» WHAT YOU HAVE TO DO
From the forum reply on MongoWriteConcernException below, extract the passage from "The oplog entry" to "has it applied.)" word for word.

» QUOTED TEXT

Hi, @Filippo_Del_Tedesco,
Welcome to the MongoDB Community Forums. I understand that you have a question on how you should handle MongoWriteConcernException
. I wish that I had a simple answer or code snippet to share, but unfortunately it really depends on the durability guarantees that your application requires. Let me explain the mental model and hopefully that will assist in your decisions.
Writes to MongoDB clusters are routed to the primary where the write is performed on the collection as well as being recorded in the oplog. (I’ll skip over journalling, checkpoints, and related details. These mechanisms ensure that acknowledged writes to a single node are committed to disk even in the event of a failure.) The oplog entries are replicated to the secondaries where they are also applied. The oplog is a serialized stream of write operations that are ordered in time. By applying a write concern such as w: 2
, you are requesting that the primary only acknowledge the write (with a response of ok:1
) after at least two cluster nodes have applied the write (e.g. the primary and at least one secondary). If the secondaries are slow to replicate the oplog entries, then the write concern can timeout resulting in a MongoWriteConcernException
. The write still happened on the primary, but none of the secondaries were able to replicate the write within the time limit. If the write had failed on the primary, you would have received a different error message such as MongoDuplicateKeyException
.
The oplog entry is still on the primary. The secondaries might have even replicated said oplog entry but haven’t applied it yet. Assuming that no cluster members crash, that oplog entry will eventually get applied.
But what happens if the primary crashes? In that case the remaining members will elect a new primary. Which member will be elected is influenced by which secondary has the most recent data. (e.g. Which oplog entries has it applied.)

» SUPPLIED RECORDS
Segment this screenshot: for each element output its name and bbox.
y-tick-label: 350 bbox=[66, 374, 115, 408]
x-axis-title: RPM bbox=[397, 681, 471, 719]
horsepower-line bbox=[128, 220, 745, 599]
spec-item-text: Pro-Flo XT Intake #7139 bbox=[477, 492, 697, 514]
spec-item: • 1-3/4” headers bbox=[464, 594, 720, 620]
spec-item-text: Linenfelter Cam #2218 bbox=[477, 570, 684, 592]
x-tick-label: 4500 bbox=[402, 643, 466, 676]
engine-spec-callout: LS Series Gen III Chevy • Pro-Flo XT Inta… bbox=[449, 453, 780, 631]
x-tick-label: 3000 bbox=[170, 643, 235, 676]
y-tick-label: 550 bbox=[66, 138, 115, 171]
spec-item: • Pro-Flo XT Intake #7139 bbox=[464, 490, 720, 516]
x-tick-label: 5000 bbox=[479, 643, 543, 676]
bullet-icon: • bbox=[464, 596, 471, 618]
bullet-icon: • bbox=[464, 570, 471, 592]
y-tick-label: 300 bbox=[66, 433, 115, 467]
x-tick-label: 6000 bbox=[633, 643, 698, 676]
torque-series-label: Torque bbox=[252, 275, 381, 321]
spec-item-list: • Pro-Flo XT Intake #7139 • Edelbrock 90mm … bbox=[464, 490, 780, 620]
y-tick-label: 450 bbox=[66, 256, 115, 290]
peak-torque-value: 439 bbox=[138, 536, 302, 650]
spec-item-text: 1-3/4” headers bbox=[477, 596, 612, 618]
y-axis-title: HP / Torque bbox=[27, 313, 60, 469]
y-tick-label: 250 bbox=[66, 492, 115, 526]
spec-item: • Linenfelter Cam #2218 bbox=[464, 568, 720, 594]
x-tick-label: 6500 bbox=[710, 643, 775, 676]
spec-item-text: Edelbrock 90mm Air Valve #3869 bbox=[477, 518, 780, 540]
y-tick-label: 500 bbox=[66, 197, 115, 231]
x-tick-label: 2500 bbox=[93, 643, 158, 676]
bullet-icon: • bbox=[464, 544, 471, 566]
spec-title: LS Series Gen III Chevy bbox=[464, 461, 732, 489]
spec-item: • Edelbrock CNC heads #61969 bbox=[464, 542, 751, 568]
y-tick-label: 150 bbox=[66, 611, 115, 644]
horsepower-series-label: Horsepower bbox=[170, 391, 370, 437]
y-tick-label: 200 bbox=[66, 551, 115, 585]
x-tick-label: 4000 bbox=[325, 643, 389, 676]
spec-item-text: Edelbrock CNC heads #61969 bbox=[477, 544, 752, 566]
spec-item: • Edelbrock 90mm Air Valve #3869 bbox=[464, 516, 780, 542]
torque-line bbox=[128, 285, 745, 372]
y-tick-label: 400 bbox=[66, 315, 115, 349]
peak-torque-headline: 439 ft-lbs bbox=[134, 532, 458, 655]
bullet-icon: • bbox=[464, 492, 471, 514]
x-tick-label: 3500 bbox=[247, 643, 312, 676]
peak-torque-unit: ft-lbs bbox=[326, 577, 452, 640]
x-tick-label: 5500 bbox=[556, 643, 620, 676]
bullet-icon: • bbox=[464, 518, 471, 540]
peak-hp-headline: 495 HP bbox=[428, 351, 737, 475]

» TASK RESULT
The oplog entry is still on the primary. The secondaries might have even replicated said oplog entry but haven’t applied it yet. Assuming that no cluster members crash, that oplog entry will eventually get applied.
But what happens if the primary crashes? In that case the remaining members will elect a new primary. Which member will be elected is influenced by which secondary has the most recent data. (e.g. Which oplog entries has it applied.)